■ **What the exercise asks**:
In the forum excerpt below, list every place named in the quoted definition of "latch" that a bar can fall or slide into.

May I ask what you're basing this determination on? I'm not seeking opinion, but something either in the ADA code or in widely-accepted practice.


north star said:


> 4.  Back what up ?......What are you trying to find out ?


I thought that was clear from my post. I'm trying to find out if it's possible to have a closer and a "deadbolt" (as opposed to a closer and a "latch") to avoid the extra clear floor space requirement.


north star said:


> latch = [ One definition ]: "A device for holding a door, gate, or the like, closed, consisting basically of a bar falling or sliding into a catch, groove, hole, etc."  [  i.e. - no spring is required  ]


This appears to be a dictionary definition. I'm seeking the legal definition of a "latch" with respect to the ADA code.


----------



## Builder Bob (May 17, 2018)

[Saved data entries]
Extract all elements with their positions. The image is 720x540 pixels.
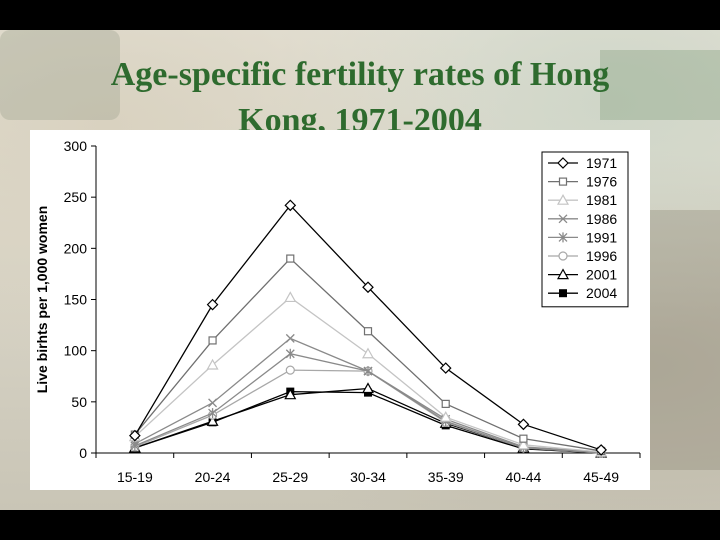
x-tick-label: 30-34	[350, 469, 386, 485]
legend-marker-2004	[559, 289, 567, 298]
slide-title: Age-specific fertility rates of Hong Kon…	[0, 52, 720, 144]
data-point-1976	[363, 327, 373, 336]
legend-label-1986: 1986	[586, 211, 617, 227]
x-tick-label: 25-29	[272, 469, 308, 485]
data-point-1986	[285, 333, 295, 343]
chart-area: 0 50 100 150 200 250 300 15-19 20-24 25-29 30-34 35…	[30, 130, 650, 490]
y-tick-label: 50	[71, 394, 87, 410]
background-photo-shape	[650, 210, 720, 470]
legend-label-1976: 1976	[586, 174, 617, 190]
data-point-1971	[284, 199, 297, 212]
y-axis-label: Live birhts per 1,000 women	[34, 206, 50, 394]
data-point-1996	[285, 365, 295, 375]
data-point-1971	[595, 444, 607, 456]
data-point-2001	[206, 415, 219, 426]
legend-marker-1981	[556, 193, 570, 205]
series-line-2004	[134, 390, 602, 454]
data-point-1981	[517, 438, 530, 450]
line-chart: 0 50 100 150 200 250 300 15-19 20-24 25-29 30-34 35…	[34, 138, 641, 485]
data-point-1991	[130, 440, 140, 451]
data-point-1971	[362, 281, 374, 294]
data-point-1976	[441, 399, 450, 408]
x-tick-label: 45-49	[583, 469, 619, 485]
legend-label-1981: 1981	[586, 192, 617, 208]
legend	[541, 151, 629, 308]
data-point-1991	[208, 408, 218, 419]
data-point-1981	[439, 410, 452, 422]
data-point-1976	[286, 254, 295, 263]
x-tick-label: 35-39	[428, 469, 464, 485]
data-point-1981	[361, 347, 375, 359]
data-point-1981	[206, 358, 219, 370]
data-point-1981	[284, 291, 297, 303]
y-tick-label: 300	[64, 138, 88, 154]
data-point-1976	[208, 336, 217, 345]
data-point-2001	[361, 382, 375, 394]
data-point-1971	[129, 429, 141, 442]
data-point-1991	[285, 348, 295, 359]
data-point-2001	[284, 388, 297, 400]
background-photo-shape	[0, 30, 120, 120]
data-point-1986	[363, 366, 373, 376]
data-point-1986	[208, 398, 218, 408]
y-tick-label: 100	[64, 343, 88, 359]
background-photo-shape	[600, 50, 720, 120]
data-point-1971	[439, 362, 452, 374]
legend-label-1991: 1991	[586, 229, 617, 245]
legend-marker-1976	[558, 177, 568, 186]
y-tick-label: 250	[64, 189, 88, 205]
data-point-1976	[519, 434, 528, 443]
y-tick-label: 200	[64, 240, 88, 256]
y-tick-label: 0	[79, 445, 87, 461]
legend-label-2001: 2001	[586, 267, 617, 283]
x-tick-label: 15-19	[117, 469, 153, 485]
slide-title-line-1: Age-specific fertility rates of Hong	[110, 56, 610, 93]
legend-label-1996: 1996	[586, 248, 617, 264]
legend-label-2004: 2004	[586, 285, 617, 301]
legend-marker-1996	[558, 251, 568, 261]
x-tick-label: 20-24	[195, 469, 231, 485]
legend-label-1971: 1971	[586, 155, 617, 171]
legend-marker-1986	[558, 214, 568, 224]
series-line-2001	[134, 387, 602, 454]
data-point-1971	[206, 298, 219, 311]
y-tick-label: 150	[64, 292, 88, 308]
data-point-1971	[517, 418, 530, 431]
legend-marker-1991	[558, 232, 568, 243]
legend-marker-2001	[556, 268, 570, 280]
legend-marker-1971	[557, 157, 569, 169]
x-tick-label: 40-44	[506, 469, 542, 485]
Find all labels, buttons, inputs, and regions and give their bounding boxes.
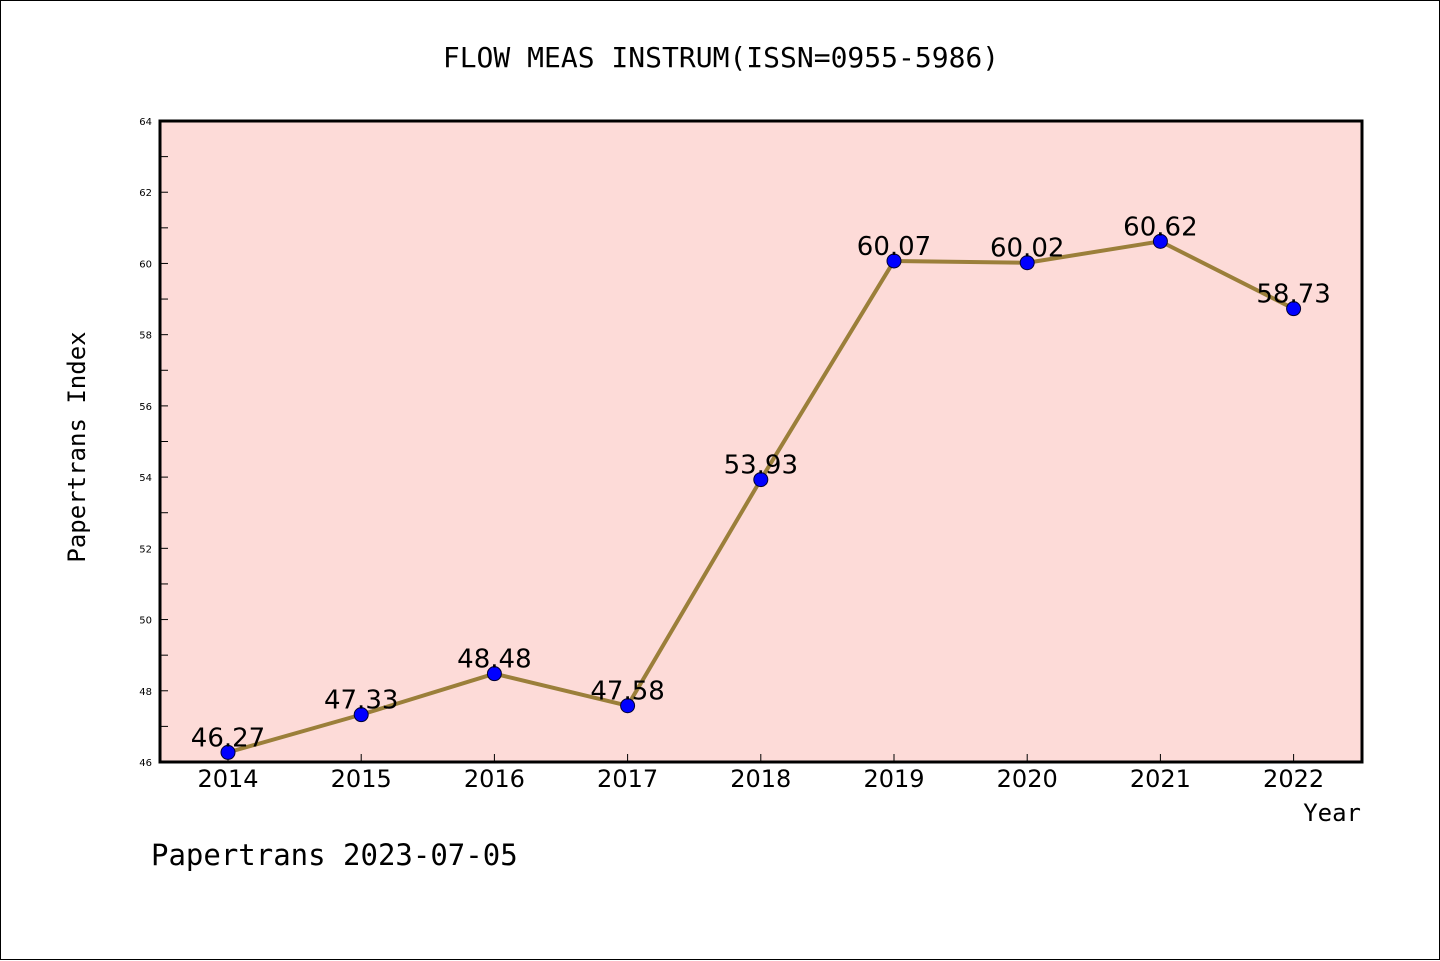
y-tick-label: 52 <box>139 544 152 555</box>
data-point <box>886 253 902 269</box>
data-point <box>753 472 769 488</box>
x-tick-label: 2019 <box>863 765 924 793</box>
data-label: 48.48 <box>457 645 531 675</box>
data-point <box>620 698 636 714</box>
data-points-group <box>220 233 1302 760</box>
x-tick-label: 2015 <box>331 765 392 793</box>
data-point <box>1019 255 1035 271</box>
x-tick-label: 2018 <box>730 765 791 793</box>
y-axis-label: Papertrans Index <box>63 331 91 562</box>
data-labels-group: 46.27 47.33 48.48 47.58 53.93 60.07 60.02 60.62… <box>191 212 1331 753</box>
y-axis-ticks: 46 48 50 52 54 56 58 60 62 64 <box>139 117 168 769</box>
data-label: 60.02 <box>990 234 1064 264</box>
x-axis-label: Year <box>1303 799 1361 827</box>
y-tick-label: 46 <box>139 758 152 769</box>
x-tick-label: 2020 <box>997 765 1058 793</box>
footer-credit: Papertrans 2023-07-05 <box>151 838 518 872</box>
y-tick-label: 58 <box>139 331 152 342</box>
data-label: 58.73 <box>1256 280 1330 310</box>
x-axis-ticks: 2014 2015 2016 2017 2018 2019 2020 2021 2022 <box>197 754 1324 793</box>
y-tick-label: 48 <box>139 687 152 698</box>
plot-area <box>158 119 1364 764</box>
data-label: 60.62 <box>1123 212 1197 242</box>
y-tick-label: 64 <box>139 117 152 128</box>
y-tick-label: 50 <box>139 616 152 627</box>
data-point <box>1152 233 1168 249</box>
data-point <box>1286 301 1302 317</box>
y-tick-label: 62 <box>139 188 152 199</box>
data-label: 60.07 <box>857 232 931 262</box>
x-tick-label: 2016 <box>464 765 525 793</box>
x-tick-label: 2017 <box>597 765 658 793</box>
x-tick-label: 2014 <box>197 765 258 793</box>
y-tick-label: 54 <box>139 473 152 484</box>
data-point <box>353 707 369 723</box>
chart-title: FLOW MEAS INSTRUM(ISSN=0955-5986) <box>443 41 999 74</box>
data-point <box>486 666 502 682</box>
x-tick-label: 2022 <box>1263 765 1324 793</box>
x-tick-label: 2021 <box>1130 765 1191 793</box>
y-tick-label: 56 <box>139 402 152 413</box>
y-tick-label: 60 <box>139 259 152 270</box>
data-point <box>220 744 236 760</box>
data-label: 46.27 <box>191 723 265 753</box>
data-label: 47.33 <box>324 686 398 716</box>
data-label: 47.58 <box>590 677 664 707</box>
data-label: 53.93 <box>724 451 798 481</box>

■ **Output of the exercise**:
catch, groove, hole